- **Request**
Omit all pictures and give the records below again exactly as written.

- **Records provided**
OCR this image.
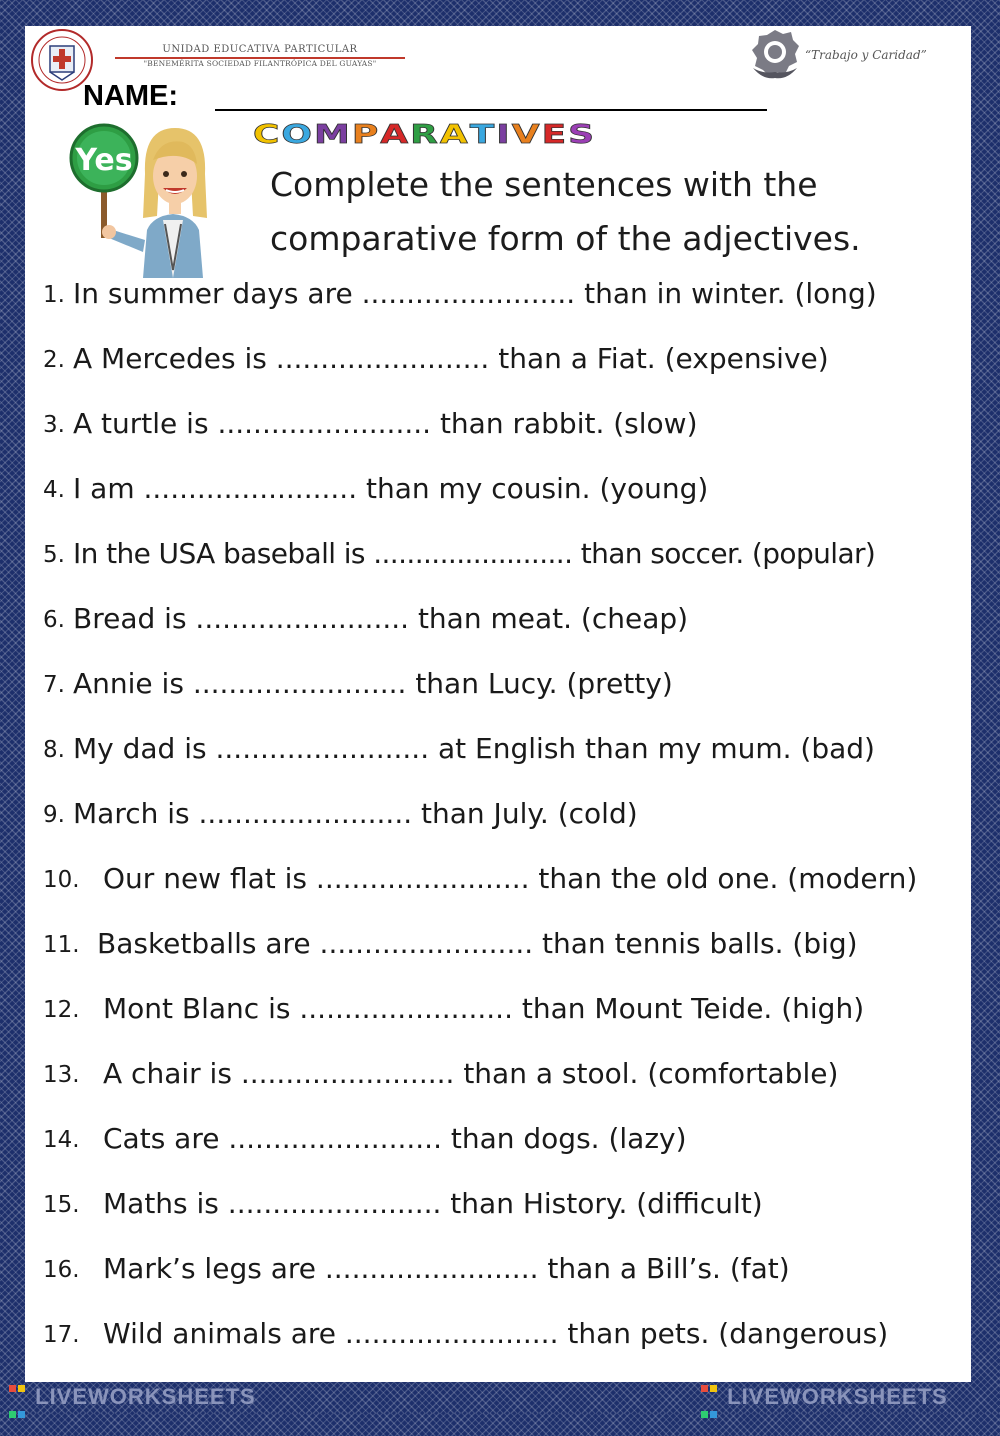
UNIDAD EDUCATIVA PARTICULAR
"BENEMÉRITA SOCIEDAD FILANTRÓPICA DEL GUAYAS"
“Trabajo y Caridad”
NAME:
Yes
COMPARATIVES
Complete the sentences with the comparative form of the adjectives.
1. In summer days are ........................ than in winter. (long)
2. A Mercedes is ........................ than a Fiat. (expensive)
3. A turtle is ........................ than rabbit. (slow)
4. I am ........................ than my cousin. (young)
5. In the USA baseball is ........................ than soccer. (popular)
6. Bread is ........................ than meat. (cheap)
7. Annie is ........................ than Lucy. (pretty)
8. My dad is ........................ at English than my mum. (bad)
9. March is ........................ than July. (cold)
10. Our new flat is ........................ than the old one. (modern)
11. Basketballs are ........................ than tennis balls. (big)
12. Mont Blanc is ........................ than Mount Teide. (high)
13. A chair is ........................ than a stool. (comfortable)
14. Cats are ........................ than dogs. (lazy)
15. Maths is ........................ than History. (difficult)
16. Mark’s legs are ........................ than a Bill’s. (fat)
17. Wild animals are ........................ than pets. (dangerous)
LIVEWORKSHEETS	LIVEWORKSHEETS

- **Correct output**
OCR this image.
UNIDAD EDUCATIVA PARTICULAR
"BENEMÉRITA SOCIEDAD FILANTRÓPICA DEL GUAYAS"
“Trabajo y Caridad”
NAME:
Yes
COMPARATIVES
Complete the sentences with the comparative form of the adjectives.
1. In summer days are ........................ than in winter. (long)
2. A Mercedes is ........................ than a Fiat. (expensive)
3. A turtle is ........................ than rabbit. (slow)
4. I am ........................ than my cousin. (young)
5. In the USA baseball is ........................ than soccer. (popular)
6. Bread is ........................ than meat. (cheap)
7. Annie is ........................ than Lucy. (pretty)
8. My dad is ........................ at English than my mum. (bad)
9. March is ........................ than July. (cold)
10. Our new flat is ........................ than the old one. (modern)
11. Basketballs are ........................ than tennis balls. (big)
12. Mont Blanc is ........................ than Mount Teide. (high)
13. A chair is ........................ than a stool. (comfortable)
14. Cats are ........................ than dogs. (lazy)
15. Maths is ........................ than History. (difficult)
16. Mark’s legs are ........................ than a Bill’s. (fat)
17. Wild animals are ........................ than pets. (dangerous)
LIVEWORKSHEETS	LIVEWORKSHEETS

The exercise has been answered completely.